* _Record set_
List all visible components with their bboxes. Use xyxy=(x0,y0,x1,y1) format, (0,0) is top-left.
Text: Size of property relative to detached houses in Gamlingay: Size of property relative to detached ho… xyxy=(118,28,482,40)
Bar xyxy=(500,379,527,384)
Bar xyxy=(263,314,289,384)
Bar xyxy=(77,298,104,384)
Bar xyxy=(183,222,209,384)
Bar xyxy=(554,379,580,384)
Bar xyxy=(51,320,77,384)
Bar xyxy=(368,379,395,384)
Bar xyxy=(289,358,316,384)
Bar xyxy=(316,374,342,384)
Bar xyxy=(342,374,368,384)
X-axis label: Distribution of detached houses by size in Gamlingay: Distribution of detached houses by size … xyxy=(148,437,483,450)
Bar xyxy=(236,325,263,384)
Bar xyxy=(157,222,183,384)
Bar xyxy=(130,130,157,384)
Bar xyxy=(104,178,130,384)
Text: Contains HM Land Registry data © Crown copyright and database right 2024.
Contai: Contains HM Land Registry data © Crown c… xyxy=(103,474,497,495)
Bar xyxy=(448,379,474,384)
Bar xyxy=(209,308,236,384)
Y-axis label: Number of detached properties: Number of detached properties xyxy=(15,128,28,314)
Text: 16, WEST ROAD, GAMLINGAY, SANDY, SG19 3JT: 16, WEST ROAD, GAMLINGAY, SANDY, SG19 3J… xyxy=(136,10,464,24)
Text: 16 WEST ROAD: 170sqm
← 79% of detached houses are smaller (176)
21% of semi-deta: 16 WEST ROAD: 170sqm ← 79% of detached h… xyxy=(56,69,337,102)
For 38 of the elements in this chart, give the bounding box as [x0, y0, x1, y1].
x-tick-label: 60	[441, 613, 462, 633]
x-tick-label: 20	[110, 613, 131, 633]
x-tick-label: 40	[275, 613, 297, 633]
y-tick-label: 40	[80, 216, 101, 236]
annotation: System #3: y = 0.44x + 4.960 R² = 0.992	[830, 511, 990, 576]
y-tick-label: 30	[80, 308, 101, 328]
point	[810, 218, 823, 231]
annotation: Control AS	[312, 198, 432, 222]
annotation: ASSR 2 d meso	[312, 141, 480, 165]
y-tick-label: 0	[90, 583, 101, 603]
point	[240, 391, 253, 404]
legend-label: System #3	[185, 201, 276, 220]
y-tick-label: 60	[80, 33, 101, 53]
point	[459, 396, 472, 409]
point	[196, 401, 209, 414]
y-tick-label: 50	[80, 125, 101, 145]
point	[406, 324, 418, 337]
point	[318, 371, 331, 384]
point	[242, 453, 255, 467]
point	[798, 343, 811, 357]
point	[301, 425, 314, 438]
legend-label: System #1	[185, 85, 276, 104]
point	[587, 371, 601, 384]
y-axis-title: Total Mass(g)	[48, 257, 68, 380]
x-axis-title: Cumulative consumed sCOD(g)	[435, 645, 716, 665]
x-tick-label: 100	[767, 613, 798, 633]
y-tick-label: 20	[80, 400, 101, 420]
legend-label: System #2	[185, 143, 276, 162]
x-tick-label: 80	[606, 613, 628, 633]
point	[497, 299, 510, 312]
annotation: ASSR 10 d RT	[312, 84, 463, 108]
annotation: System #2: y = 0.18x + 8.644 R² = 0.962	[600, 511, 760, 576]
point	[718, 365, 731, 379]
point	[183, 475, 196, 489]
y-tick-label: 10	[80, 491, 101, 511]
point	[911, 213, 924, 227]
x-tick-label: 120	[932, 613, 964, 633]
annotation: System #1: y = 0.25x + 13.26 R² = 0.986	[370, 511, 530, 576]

* _Exercise directions_
Reproduce these lines, switching "legend-label" to "legend-entry" and leaving everything else unchanged.

* _Answer for the task_
List all visible components with their bboxes. Use xyxy=(x0,y0,x1,y1) format, (0,0) is top-left.
Text: Size of property relative to detached houses in Gamlingay: Size of property relative to detached ho… xyxy=(118,28,482,40)
Bar xyxy=(500,379,527,384)
Bar xyxy=(263,314,289,384)
Bar xyxy=(77,298,104,384)
Bar xyxy=(183,222,209,384)
Bar xyxy=(554,379,580,384)
Bar xyxy=(51,320,77,384)
Bar xyxy=(368,379,395,384)
Bar xyxy=(289,358,316,384)
Bar xyxy=(316,374,342,384)
Bar xyxy=(342,374,368,384)
X-axis label: Distribution of detached houses by size in Gamlingay: Distribution of detached houses by size … xyxy=(148,437,483,450)
Bar xyxy=(236,325,263,384)
Bar xyxy=(157,222,183,384)
Bar xyxy=(130,130,157,384)
Bar xyxy=(104,178,130,384)
Text: Contains HM Land Registry data © Crown copyright and database right 2024.
Contai: Contains HM Land Registry data © Crown c… xyxy=(103,474,497,495)
Bar xyxy=(448,379,474,384)
Bar xyxy=(209,308,236,384)
Y-axis label: Number of detached properties: Number of detached properties xyxy=(15,128,28,314)
Text: 16, WEST ROAD, GAMLINGAY, SANDY, SG19 3JT: 16, WEST ROAD, GAMLINGAY, SANDY, SG19 3J… xyxy=(136,10,464,24)
Text: 16 WEST ROAD: 170sqm
← 79% of detached houses are smaller (176)
21% of semi-deta: 16 WEST ROAD: 170sqm ← 79% of detached h… xyxy=(56,69,337,102)
For 38 of the elements in this chart, give the bounding box as [x0, y0, x1, y1].
x-tick-label: 60	[441, 613, 462, 633]
x-tick-label: 20	[110, 613, 131, 633]
x-tick-label: 40	[275, 613, 297, 633]
y-tick-label: 40	[80, 216, 101, 236]
annotation: System #3: y = 0.44x + 4.960 R² = 0.992	[830, 511, 990, 576]
y-tick-label: 30	[80, 308, 101, 328]
point	[810, 218, 823, 231]
annotation: Control AS	[312, 198, 432, 222]
annotation: ASSR 2 d meso	[312, 141, 480, 165]
y-tick-label: 0	[90, 583, 101, 603]
point	[240, 391, 253, 404]
legend-entry: System #3	[185, 201, 276, 220]
y-tick-label: 60	[80, 33, 101, 53]
point	[459, 396, 472, 409]
point	[196, 401, 209, 414]
y-tick-label: 50	[80, 125, 101, 145]
point	[406, 324, 418, 337]
point	[318, 371, 331, 384]
point	[242, 453, 255, 467]
point	[798, 343, 811, 357]
point	[301, 425, 314, 438]
legend-entry: System #1	[185, 85, 276, 104]
point	[587, 371, 601, 384]
y-axis-title: Total Mass(g)	[48, 257, 68, 380]
x-axis-title: Cumulative consumed sCOD(g)	[435, 645, 716, 665]
x-tick-label: 100	[767, 613, 798, 633]
y-tick-label: 20	[80, 400, 101, 420]
legend-entry: System #2	[185, 143, 276, 162]
x-tick-label: 80	[606, 613, 628, 633]
point	[497, 299, 510, 312]
annotation: ASSR 10 d RT	[312, 84, 463, 108]
annotation: System #2: y = 0.18x + 8.644 R² = 0.962	[600, 511, 760, 576]
point	[718, 365, 731, 379]
point	[183, 475, 196, 489]
y-tick-label: 10	[80, 491, 101, 511]
point	[911, 213, 924, 227]
x-tick-label: 120	[932, 613, 964, 633]
annotation: System #1: y = 0.25x + 13.26 R² = 0.986	[370, 511, 530, 576]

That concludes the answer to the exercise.